Records
========

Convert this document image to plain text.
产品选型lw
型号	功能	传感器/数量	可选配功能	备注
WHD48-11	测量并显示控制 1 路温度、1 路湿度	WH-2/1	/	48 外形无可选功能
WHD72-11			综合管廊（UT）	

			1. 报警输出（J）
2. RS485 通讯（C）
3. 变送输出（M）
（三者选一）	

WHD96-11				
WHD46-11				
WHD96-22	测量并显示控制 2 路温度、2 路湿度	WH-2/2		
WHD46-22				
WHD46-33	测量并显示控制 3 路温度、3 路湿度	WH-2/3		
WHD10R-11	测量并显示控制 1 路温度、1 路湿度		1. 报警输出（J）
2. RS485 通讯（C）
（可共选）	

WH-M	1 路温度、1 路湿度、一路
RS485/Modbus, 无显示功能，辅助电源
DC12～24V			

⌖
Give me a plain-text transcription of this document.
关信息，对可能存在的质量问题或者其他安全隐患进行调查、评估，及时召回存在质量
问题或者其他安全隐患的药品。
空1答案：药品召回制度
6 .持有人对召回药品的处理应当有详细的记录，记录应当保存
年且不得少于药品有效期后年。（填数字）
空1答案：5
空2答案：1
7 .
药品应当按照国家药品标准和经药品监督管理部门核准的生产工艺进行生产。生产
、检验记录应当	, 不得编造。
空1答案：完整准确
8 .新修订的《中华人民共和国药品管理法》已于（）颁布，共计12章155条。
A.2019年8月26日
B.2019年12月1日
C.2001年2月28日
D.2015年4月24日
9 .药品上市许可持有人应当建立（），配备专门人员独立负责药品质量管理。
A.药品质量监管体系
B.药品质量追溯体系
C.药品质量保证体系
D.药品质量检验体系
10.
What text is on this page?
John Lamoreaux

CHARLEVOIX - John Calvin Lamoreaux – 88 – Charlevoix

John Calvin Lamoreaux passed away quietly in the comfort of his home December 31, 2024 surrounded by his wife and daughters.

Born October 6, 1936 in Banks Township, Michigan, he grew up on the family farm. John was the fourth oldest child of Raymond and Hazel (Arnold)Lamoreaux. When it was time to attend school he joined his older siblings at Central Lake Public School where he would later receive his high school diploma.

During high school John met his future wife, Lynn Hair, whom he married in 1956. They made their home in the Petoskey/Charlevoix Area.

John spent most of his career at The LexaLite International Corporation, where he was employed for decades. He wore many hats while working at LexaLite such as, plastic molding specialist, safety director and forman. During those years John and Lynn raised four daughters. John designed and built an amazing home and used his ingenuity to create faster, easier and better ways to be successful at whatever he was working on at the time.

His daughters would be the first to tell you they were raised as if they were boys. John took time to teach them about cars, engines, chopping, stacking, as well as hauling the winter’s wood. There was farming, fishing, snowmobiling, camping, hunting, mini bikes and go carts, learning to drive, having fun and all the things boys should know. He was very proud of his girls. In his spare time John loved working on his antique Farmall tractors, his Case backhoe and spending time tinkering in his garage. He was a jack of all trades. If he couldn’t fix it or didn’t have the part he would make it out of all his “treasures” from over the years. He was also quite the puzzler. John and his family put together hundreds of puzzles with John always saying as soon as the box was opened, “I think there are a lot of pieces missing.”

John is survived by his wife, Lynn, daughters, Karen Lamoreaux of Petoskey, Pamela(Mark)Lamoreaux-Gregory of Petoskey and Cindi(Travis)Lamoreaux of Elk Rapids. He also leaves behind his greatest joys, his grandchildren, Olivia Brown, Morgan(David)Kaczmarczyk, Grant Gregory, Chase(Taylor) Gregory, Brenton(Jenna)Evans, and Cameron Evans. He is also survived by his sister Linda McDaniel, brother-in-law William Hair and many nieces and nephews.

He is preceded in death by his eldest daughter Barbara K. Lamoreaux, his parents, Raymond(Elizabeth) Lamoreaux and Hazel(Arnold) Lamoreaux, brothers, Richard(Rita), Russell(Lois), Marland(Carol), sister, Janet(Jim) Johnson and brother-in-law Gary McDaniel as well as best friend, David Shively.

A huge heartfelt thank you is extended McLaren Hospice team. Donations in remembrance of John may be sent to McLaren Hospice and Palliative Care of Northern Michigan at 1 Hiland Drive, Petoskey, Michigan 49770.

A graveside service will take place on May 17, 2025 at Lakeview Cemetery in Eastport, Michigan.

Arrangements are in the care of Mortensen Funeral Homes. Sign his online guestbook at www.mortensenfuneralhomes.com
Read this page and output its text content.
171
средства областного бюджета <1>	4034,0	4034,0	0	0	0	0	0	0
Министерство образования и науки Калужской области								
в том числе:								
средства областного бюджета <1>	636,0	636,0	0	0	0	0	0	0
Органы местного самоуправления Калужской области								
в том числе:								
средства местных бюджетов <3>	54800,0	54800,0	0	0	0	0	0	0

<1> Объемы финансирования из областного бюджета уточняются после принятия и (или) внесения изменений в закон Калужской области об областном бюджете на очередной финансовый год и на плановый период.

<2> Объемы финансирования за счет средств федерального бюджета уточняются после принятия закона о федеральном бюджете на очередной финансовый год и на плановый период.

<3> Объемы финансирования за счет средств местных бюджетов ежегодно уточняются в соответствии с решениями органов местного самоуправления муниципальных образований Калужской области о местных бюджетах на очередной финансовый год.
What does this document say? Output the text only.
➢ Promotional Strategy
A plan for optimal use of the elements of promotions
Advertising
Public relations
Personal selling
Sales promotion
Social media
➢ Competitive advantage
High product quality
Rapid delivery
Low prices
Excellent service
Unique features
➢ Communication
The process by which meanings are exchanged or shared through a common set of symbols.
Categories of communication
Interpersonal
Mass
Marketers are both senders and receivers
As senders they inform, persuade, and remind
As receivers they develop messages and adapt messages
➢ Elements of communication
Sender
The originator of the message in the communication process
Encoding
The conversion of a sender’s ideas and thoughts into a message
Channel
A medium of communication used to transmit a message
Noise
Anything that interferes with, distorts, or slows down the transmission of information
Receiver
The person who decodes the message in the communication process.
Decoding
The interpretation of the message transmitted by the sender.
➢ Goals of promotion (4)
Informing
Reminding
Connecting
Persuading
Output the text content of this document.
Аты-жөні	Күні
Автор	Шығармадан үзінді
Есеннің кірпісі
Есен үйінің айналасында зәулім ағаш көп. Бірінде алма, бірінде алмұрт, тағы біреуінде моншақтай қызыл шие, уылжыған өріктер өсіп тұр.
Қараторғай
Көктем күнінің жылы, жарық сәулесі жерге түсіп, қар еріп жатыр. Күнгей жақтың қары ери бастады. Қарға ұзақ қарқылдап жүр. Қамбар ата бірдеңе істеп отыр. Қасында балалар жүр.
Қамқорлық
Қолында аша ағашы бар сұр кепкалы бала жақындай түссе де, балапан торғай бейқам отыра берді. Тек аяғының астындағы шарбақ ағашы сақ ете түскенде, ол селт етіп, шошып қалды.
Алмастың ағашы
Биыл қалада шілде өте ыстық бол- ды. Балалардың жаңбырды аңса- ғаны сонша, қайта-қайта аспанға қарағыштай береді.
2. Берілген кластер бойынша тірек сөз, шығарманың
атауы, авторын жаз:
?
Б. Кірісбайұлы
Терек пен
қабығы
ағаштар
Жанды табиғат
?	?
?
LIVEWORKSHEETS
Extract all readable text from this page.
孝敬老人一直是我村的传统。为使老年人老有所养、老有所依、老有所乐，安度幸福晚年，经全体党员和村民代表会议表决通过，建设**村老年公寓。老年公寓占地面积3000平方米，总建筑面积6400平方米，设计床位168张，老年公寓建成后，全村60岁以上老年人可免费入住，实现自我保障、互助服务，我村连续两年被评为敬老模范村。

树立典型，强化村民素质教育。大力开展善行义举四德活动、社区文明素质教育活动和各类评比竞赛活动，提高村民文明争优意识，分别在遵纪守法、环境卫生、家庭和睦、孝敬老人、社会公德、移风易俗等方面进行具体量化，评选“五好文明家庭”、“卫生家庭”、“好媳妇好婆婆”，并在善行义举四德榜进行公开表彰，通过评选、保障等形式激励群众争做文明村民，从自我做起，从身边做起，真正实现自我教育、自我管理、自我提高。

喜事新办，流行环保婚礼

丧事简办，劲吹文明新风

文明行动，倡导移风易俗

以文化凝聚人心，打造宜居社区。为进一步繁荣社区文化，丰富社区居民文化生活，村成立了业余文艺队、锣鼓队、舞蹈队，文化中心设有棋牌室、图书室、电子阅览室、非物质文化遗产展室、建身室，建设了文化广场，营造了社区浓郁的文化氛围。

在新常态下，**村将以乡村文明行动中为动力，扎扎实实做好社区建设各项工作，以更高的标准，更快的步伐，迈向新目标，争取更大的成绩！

========

— Task statement —
Reply with the number of lines in the data that include the string "this" and nothing else.

— The solution —
7